### Given instruction
Exactly as given, repeat all of the entries.

### Task material
┌──

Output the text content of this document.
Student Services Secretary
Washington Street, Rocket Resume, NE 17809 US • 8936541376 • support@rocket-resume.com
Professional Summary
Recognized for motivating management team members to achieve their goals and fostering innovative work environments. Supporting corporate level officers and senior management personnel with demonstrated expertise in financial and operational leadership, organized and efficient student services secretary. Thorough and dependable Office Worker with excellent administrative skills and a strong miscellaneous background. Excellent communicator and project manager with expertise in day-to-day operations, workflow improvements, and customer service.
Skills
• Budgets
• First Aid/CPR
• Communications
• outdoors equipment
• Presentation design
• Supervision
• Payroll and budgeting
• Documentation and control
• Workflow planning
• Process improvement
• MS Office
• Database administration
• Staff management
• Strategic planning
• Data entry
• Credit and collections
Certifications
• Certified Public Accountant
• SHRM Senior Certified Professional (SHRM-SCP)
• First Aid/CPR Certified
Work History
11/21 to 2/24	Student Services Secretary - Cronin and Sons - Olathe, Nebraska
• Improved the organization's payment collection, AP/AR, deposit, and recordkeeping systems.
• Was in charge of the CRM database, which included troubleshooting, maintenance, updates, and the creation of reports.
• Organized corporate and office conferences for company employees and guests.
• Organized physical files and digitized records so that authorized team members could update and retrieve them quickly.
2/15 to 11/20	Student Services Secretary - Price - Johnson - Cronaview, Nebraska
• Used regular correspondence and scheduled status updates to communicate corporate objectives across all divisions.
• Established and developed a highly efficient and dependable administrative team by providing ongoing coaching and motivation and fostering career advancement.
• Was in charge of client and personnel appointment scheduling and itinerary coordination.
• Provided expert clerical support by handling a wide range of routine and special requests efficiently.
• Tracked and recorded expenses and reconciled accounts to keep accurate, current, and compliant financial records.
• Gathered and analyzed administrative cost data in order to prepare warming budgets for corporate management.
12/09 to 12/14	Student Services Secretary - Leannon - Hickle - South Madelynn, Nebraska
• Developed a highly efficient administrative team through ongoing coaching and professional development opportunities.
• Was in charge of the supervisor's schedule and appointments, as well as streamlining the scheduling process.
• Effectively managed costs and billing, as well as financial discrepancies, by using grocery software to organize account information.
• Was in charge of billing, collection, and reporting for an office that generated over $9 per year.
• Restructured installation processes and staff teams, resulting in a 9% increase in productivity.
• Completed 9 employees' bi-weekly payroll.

└──

### Correct result
Output the text content of this document.
Student Services Secretary
Washington Street, Rocket Resume, NE 17809 US • 8936541376 • support@rocket-resume.com
Professional Summary
Recognized for motivating management team members to achieve their goals and fostering innovative work environments. Supporting corporate level officers and senior management personnel with demonstrated expertise in financial and operational leadership, organized and efficient student services secretary. Thorough and dependable Office Worker with excellent administrative skills and a strong miscellaneous background. Excellent communicator and project manager with expertise in day-to-day operations, workflow improvements, and customer service.
Skills
• Budgets
• First Aid/CPR
• Communications
• outdoors equipment
• Presentation design
• Supervision
• Payroll and budgeting
• Documentation and control
• Workflow planning
• Process improvement
• MS Office
• Database administration
• Staff management
• Strategic planning
• Data entry
• Credit and collections
Certifications
• Certified Public Accountant
• SHRM Senior Certified Professional (SHRM-SCP)
• First Aid/CPR Certified
Work History
11/21 to 2/24	Student Services Secretary - Cronin and Sons - Olathe, Nebraska
• Improved the organization's payment collection, AP/AR, deposit, and recordkeeping systems.
• Was in charge of the CRM database, which included troubleshooting, maintenance, updates, and the creation of reports.
• Organized corporate and office conferences for company employees and guests.
• Organized physical files and digitized records so that authorized team members could update and retrieve them quickly.
2/15 to 11/20	Student Services Secretary - Price - Johnson - Cronaview, Nebraska
• Used regular correspondence and scheduled status updates to communicate corporate objectives across all divisions.
• Established and developed a highly efficient and dependable administrative team by providing ongoing coaching and motivation and fostering career advancement.
• Was in charge of client and personnel appointment scheduling and itinerary coordination.
• Provided expert clerical support by handling a wide range of routine and special requests efficiently.
• Tracked and recorded expenses and reconciled accounts to keep accurate, current, and compliant financial records.
• Gathered and analyzed administrative cost data in order to prepare warming budgets for corporate management.
12/09 to 12/14	Student Services Secretary - Leannon - Hickle - South Madelynn, Nebraska
• Developed a highly efficient administrative team through ongoing coaching and professional development opportunities.
• Was in charge of the supervisor's schedule and appointments, as well as streamlining the scheduling process.
• Effectively managed costs and billing, as well as financial discrepancies, by using grocery software to organize account information.
• Was in charge of billing, collection, and reporting for an office that generated over $9 per year.
• Restructured installation processes and staff teams, resulting in a 9% increase in productivity.
• Completed 9 employees' bi-weekly payroll.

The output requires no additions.